■ **REQUIREMENTS**: In the lines below, find how many contain the word "Hausärzte" and report that figure alone.

— start of DATASET EXTRACT —

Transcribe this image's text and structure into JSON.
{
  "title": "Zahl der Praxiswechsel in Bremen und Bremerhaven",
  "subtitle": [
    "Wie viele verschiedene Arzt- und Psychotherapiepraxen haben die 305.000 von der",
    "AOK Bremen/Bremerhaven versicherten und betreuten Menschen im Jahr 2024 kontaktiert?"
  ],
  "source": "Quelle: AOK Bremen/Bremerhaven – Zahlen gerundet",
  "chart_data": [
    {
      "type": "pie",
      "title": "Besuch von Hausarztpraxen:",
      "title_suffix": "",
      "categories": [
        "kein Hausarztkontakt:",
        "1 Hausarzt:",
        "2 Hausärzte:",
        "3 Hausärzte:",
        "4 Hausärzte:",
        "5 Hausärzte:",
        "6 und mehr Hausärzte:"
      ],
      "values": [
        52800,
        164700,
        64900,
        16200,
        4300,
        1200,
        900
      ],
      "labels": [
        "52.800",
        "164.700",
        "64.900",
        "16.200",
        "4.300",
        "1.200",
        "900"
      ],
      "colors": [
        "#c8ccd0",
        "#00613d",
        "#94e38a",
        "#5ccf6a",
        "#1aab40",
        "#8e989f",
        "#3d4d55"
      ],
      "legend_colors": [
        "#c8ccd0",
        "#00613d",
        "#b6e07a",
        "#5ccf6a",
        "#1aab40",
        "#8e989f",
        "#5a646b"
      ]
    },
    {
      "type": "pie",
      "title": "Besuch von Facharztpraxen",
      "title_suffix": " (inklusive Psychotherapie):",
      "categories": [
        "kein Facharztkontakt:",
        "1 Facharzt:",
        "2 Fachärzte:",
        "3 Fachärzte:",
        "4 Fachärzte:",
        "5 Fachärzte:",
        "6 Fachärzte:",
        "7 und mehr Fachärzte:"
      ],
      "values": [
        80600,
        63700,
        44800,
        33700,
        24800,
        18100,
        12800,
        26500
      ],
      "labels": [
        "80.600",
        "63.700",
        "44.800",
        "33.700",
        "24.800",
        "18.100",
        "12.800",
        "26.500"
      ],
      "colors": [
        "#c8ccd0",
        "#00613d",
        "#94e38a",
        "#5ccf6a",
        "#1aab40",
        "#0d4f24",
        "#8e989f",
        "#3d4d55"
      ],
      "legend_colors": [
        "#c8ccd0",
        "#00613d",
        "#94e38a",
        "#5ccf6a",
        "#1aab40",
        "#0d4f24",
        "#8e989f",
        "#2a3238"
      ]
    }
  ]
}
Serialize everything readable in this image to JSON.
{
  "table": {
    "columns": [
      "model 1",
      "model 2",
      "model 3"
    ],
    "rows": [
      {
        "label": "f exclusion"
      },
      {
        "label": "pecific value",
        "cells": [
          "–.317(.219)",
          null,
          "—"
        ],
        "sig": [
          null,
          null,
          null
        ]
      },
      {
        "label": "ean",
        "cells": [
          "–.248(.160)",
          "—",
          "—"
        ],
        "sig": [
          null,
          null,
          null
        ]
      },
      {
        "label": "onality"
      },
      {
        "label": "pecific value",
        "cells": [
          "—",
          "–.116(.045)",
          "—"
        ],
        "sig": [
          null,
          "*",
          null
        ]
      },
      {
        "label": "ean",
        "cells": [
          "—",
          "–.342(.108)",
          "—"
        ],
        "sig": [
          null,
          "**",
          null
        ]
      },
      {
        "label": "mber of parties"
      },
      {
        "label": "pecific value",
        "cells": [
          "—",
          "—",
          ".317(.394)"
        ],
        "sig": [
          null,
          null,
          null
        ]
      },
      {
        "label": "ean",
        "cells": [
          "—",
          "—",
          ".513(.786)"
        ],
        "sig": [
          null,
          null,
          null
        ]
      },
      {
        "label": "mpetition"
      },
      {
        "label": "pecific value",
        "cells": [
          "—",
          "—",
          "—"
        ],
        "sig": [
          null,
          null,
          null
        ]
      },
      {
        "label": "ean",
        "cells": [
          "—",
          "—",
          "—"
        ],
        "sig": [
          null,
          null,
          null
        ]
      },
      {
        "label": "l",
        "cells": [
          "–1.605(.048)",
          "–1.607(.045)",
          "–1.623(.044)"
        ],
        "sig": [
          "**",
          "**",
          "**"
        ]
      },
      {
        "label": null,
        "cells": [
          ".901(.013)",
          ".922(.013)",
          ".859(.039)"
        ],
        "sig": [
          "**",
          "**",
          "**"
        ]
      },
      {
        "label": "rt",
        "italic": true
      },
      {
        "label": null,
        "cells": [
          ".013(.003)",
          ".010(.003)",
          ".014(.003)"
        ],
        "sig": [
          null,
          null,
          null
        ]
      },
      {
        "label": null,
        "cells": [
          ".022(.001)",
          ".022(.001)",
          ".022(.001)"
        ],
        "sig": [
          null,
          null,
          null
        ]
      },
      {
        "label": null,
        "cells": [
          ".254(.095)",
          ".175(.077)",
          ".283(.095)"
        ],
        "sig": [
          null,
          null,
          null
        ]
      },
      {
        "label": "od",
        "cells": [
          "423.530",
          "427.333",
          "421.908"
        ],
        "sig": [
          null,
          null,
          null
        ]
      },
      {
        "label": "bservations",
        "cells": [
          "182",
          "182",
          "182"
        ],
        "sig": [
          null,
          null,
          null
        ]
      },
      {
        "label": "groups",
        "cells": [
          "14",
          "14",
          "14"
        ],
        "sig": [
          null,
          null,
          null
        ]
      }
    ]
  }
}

— end of DATASET EXTRACT —

■ **FULL ANSWER**: 5